### EXERCISE DIRECTIONS
Retype the full set of records. Keep every character identical.

### DATA EXCERPTS
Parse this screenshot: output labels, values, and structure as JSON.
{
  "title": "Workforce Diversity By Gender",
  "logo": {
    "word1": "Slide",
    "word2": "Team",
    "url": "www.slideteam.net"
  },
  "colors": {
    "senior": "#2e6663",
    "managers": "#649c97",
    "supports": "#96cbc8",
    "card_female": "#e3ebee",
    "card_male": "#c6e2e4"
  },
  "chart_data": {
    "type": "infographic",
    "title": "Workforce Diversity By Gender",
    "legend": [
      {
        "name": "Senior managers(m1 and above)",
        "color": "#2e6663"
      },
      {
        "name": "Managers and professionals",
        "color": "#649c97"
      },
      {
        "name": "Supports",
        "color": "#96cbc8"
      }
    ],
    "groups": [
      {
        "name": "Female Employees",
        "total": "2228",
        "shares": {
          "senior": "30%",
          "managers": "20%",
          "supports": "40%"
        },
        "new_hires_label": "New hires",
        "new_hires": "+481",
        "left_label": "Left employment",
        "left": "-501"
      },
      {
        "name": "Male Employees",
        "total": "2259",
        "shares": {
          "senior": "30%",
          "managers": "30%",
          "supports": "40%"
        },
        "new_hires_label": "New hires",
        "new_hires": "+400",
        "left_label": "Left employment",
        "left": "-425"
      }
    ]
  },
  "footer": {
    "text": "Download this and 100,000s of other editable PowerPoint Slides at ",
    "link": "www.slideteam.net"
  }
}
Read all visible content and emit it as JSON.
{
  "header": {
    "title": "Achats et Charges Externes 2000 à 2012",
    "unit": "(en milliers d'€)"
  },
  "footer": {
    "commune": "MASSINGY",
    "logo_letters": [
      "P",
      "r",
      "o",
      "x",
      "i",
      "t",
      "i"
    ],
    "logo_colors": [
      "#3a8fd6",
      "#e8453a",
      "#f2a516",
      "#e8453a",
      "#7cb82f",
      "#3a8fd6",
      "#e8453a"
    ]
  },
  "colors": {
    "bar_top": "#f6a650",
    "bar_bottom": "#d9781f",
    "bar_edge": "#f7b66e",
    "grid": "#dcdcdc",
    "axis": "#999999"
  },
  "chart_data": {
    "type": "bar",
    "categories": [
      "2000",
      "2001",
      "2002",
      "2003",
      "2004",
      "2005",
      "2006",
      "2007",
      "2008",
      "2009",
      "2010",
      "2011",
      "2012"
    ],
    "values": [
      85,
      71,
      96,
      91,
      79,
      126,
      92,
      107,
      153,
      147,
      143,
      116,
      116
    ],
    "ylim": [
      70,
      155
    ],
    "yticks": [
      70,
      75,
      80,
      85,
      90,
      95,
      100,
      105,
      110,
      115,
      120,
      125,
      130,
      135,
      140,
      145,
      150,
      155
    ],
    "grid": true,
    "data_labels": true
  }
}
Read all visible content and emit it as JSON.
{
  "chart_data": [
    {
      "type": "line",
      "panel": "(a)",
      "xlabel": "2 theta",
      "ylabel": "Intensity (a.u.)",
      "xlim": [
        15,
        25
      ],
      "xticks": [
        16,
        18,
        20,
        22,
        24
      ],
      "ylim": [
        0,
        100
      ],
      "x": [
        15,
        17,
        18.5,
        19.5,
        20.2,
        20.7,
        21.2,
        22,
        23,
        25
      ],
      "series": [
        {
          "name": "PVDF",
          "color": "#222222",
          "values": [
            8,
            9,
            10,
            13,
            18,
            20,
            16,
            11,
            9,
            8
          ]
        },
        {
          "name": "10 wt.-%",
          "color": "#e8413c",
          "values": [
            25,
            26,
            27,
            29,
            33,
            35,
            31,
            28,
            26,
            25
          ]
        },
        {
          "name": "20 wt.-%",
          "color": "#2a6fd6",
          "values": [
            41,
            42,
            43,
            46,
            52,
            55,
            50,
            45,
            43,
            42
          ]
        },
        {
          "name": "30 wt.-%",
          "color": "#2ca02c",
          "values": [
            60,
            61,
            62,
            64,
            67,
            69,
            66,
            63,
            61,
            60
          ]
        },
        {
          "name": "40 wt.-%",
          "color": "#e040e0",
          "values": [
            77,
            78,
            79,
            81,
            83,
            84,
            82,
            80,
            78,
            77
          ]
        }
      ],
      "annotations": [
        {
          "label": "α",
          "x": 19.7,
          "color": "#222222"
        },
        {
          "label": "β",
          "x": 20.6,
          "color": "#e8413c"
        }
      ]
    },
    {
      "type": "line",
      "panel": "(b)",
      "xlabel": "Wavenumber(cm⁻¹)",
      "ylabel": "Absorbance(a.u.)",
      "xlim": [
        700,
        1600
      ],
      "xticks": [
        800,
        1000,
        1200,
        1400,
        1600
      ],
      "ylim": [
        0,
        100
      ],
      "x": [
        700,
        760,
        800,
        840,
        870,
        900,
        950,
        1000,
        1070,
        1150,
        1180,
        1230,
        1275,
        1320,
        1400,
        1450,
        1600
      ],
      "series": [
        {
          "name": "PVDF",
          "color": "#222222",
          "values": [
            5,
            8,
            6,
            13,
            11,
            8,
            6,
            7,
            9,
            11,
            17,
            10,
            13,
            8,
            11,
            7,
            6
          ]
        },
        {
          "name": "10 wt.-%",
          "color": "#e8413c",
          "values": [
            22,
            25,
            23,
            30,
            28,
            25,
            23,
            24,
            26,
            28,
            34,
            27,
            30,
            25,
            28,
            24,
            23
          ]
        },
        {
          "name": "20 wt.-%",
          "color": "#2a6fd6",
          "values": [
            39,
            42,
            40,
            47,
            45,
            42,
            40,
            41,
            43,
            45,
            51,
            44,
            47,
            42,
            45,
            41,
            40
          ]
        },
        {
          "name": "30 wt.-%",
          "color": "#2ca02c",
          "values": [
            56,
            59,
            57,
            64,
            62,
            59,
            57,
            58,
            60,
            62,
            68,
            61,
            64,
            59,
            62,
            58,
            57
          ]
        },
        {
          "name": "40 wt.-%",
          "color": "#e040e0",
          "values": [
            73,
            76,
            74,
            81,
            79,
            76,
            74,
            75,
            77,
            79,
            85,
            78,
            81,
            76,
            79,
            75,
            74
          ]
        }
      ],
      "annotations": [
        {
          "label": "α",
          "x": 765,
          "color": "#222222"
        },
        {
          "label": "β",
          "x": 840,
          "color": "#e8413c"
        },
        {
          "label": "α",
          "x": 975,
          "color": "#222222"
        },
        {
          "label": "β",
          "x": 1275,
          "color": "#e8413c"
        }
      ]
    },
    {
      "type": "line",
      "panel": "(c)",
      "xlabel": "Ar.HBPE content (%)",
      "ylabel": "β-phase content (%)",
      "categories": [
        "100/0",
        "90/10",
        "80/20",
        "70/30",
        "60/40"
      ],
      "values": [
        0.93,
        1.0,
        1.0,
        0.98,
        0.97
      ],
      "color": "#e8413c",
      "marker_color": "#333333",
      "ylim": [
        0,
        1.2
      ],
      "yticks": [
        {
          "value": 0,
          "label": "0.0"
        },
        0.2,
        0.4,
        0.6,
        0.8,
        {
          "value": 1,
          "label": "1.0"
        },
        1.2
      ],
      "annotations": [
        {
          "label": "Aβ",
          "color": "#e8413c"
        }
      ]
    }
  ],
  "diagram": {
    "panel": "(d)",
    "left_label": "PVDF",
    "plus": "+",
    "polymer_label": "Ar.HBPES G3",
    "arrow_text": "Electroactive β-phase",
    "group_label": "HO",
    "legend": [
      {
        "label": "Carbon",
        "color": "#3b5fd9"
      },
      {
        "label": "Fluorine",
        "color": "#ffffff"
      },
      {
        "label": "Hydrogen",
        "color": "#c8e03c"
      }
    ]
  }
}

### SOLUTION
Parse this screenshot: output labels, values, and structure as JSON.
{
  "title": "Workforce Diversity By Gender",
  "logo": {
    "word1": "Slide",
    "word2": "Team",
    "url": "www.slideteam.net"
  },
  "colors": {
    "senior": "#2e6663",
    "managers": "#649c97",
    "supports": "#96cbc8",
    "card_female": "#e3ebee",
    "card_male": "#c6e2e4"
  },
  "chart_data": {
    "type": "infographic",
    "title": "Workforce Diversity By Gender",
    "legend": [
      {
        "name": "Senior managers(m1 and above)",
        "color": "#2e6663"
      },
      {
        "name": "Managers and professionals",
        "color": "#649c97"
      },
      {
        "name": "Supports",
        "color": "#96cbc8"
      }
    ],
    "groups": [
      {
        "name": "Female Employees",
        "total": "2228",
        "shares": {
          "senior": "30%",
          "managers": "20%",
          "supports": "40%"
        },
        "new_hires_label": "New hires",
        "new_hires": "+481",
        "left_label": "Left employment",
        "left": "-501"
      },
      {
        "name": "Male Employees",
        "total": "2259",
        "shares": {
          "senior": "30%",
          "managers": "30%",
          "supports": "40%"
        },
        "new_hires_label": "New hires",
        "new_hires": "+400",
        "left_label": "Left employment",
        "left": "-425"
      }
    ]
  },
  "footer": {
    "text": "Download this and 100,000s of other editable PowerPoint Slides at ",
    "link": "www.slideteam.net"
  }
}
Read all visible content and emit it as JSON.
{
  "header": {
    "title": "Achats et Charges Externes 2000 à 2012",
    "unit": "(en milliers d'€)"
  },
  "footer": {
    "commune": "MASSINGY",
    "logo_letters": [
      "P",
      "r",
      "o",
      "x",
      "i",
      "t",
      "i"
    ],
    "logo_colors": [
      "#3a8fd6",
      "#e8453a",
      "#f2a516",
      "#e8453a",
      "#7cb82f",
      "#3a8fd6",
      "#e8453a"
    ]
  },
  "colors": {
    "bar_top": "#f6a650",
    "bar_bottom": "#d9781f",
    "bar_edge": "#f7b66e",
    "grid": "#dcdcdc",
    "axis": "#999999"
  },
  "chart_data": {
    "type": "bar",
    "categories": [
      "2000",
      "2001",
      "2002",
      "2003",
      "2004",
      "2005",
      "2006",
      "2007",
      "2008",
      "2009",
      "2010",
      "2011",
      "2012"
    ],
    "values": [
      85,
      71,
      96,
      91,
      79,
      126,
      92,
      107,
      153,
      147,
      143,
      116,
      116
    ],
    "ylim": [
      70,
      155
    ],
    "yticks": [
      70,
      75,
      80,
      85,
      90,
      95,
      100,
      105,
      110,
      115,
      120,
      125,
      130,
      135,
      140,
      145,
      150,
      155
    ],
    "grid": true,
    "data_labels": true
  }
}
Read all visible content and emit it as JSON.
{
  "chart_data": [
    {
      "type": "line",
      "panel": "(a)",
      "xlabel": "2 theta",
      "ylabel": "Intensity (a.u.)",
      "xlim": [
        15,
        25
      ],
      "xticks": [
        16,
        18,
        20,
        22,
        24
      ],
      "ylim": [
        0,
        100
      ],
      "x": [
        15,
        17,
        18.5,
        19.5,
        20.2,
        20.7,
        21.2,
        22,
        23,
        25
      ],
      "series": [
        {
          "name": "PVDF",
          "color": "#222222",
          "values": [
            8,
            9,
            10,
            13,
            18,
            20,
            16,
            11,
            9,
            8
          ]
        },
        {
          "name": "10 wt.-%",
          "color": "#e8413c",
          "values": [
            25,
            26,
            27,
            29,
            33,
            35,
            31,
            28,
            26,
            25
          ]
        },
        {
          "name": "20 wt.-%",
          "color": "#2a6fd6",
          "values": [
            41,
            42,
            43,
            46,
            52,
            55,
            50,
            45,
            43,
            42
          ]
        },
        {
          "name": "30 wt.-%",
          "color": "#2ca02c",
          "values": [
            60,
            61,
            62,
            64,
            67,
            69,
            66,
            63,
            61,
            60
          ]
        },
        {
          "name": "40 wt.-%",
          "color": "#e040e0",
          "values": [
            77,
            78,
            79,
            81,
            83,
            84,
            82,
            80,
            78,
            77
          ]
        }
      ],
      "annotations": [
        {
          "label": "α",
          "x": 19.7,
          "color": "#222222"
        },
        {
          "label": "β",
          "x": 20.6,
          "color": "#e8413c"
        }
      ]
    },
    {
      "type": "line",
      "panel": "(b)",
      "xlabel": "Wavenumber(cm⁻¹)",
      "ylabel": "Absorbance(a.u.)",
      "xlim": [
        700,
        1600
      ],
      "xticks": [
        800,
        1000,
        1200,
        1400,
        1600
      ],
      "ylim": [
        0,
        100
      ],
      "x": [
        700,
        760,
        800,
        840,
        870,
        900,
        950,
        1000,
        1070,
        1150,
        1180,
        1230,
        1275,
        1320,
        1400,
        1450,
        1600
      ],
      "series": [
        {
          "name": "PVDF",
          "color": "#222222",
          "values": [
            5,
            8,
            6,
            13,
            11,
            8,
            6,
            7,
            9,
            11,
            17,
            10,
            13,
            8,
            11,
            7,
            6
          ]
        },
        {
          "name": "10 wt.-%",
          "color": "#e8413c",
          "values": [
            22,
            25,
            23,
            30,
            28,
            25,
            23,
            24,
            26,
            28,
            34,
            27,
            30,
            25,
            28,
            24,
            23
          ]
        },
        {
          "name": "20 wt.-%",
          "color": "#2a6fd6",
          "values": [
            39,
            42,
            40,
            47,
            45,
            42,
            40,
            41,
            43,
            45,
            51,
            44,
            47,
            42,
            45,
            41,
            40
          ]
        },
        {
          "name": "30 wt.-%",
          "color": "#2ca02c",
          "values": [
            56,
            59,
            57,
            64,
            62,
            59,
            57,
            58,
            60,
            62,
            68,
            61,
            64,
            59,
            62,
            58,
            57
          ]
        },
        {
          "name": "40 wt.-%",
          "color": "#e040e0",
          "values": [
            73,
            76,
            74,
            81,
            79,
            76,
            74,
            75,
            77,
            79,
            85,
            78,
            81,
            76,
            79,
            75,
            74
          ]
        }
      ],
      "annotations": [
        {
          "label": "α",
          "x": 765,
          "color": "#222222"
        },
        {
          "label": "β",
          "x": 840,
          "color": "#e8413c"
        },
        {
          "label": "α",
          "x": 975,
          "color": "#222222"
        },
        {
          "label": "β",
          "x": 1275,
          "color": "#e8413c"
        }
      ]
    },
    {
      "type": "line",
      "panel": "(c)",
      "xlabel": "Ar.HBPE content (%)",
      "ylabel": "β-phase content (%)",
      "categories": [
        "100/0",
        "90/10",
        "80/20",
        "70/30",
        "60/40"
      ],
      "values": [
        0.93,
        1.0,
        1.0,
        0.98,
        0.97
      ],
      "color": "#e8413c",
      "marker_color": "#333333",
      "ylim": [
        0,
        1.2
      ],
      "yticks": [
        {
          "value": 0,
          "label": "0.0"
        },
        0.2,
        0.4,
        0.6,
        0.8,
        {
          "value": 1,
          "label": "1.0"
        },
        1.2
      ],
      "annotations": [
        {
          "label": "Aβ",
          "color": "#e8413c"
        }
      ]
    }
  ],
  "diagram": {
    "panel": "(d)",
    "left_label": "PVDF",
    "plus": "+",
    "polymer_label": "Ar.HBPES G3",
    "arrow_text": "Electroactive β-phase",
    "group_label": "HO",
    "legend": [
      {
        "label": "Carbon",
        "color": "#3b5fd9"
      },
      {
        "label": "Fluorine",
        "color": "#ffffff"
      },
      {
        "label": "Hydrogen",
        "color": "#c8e03c"
      }
    ]
  }
}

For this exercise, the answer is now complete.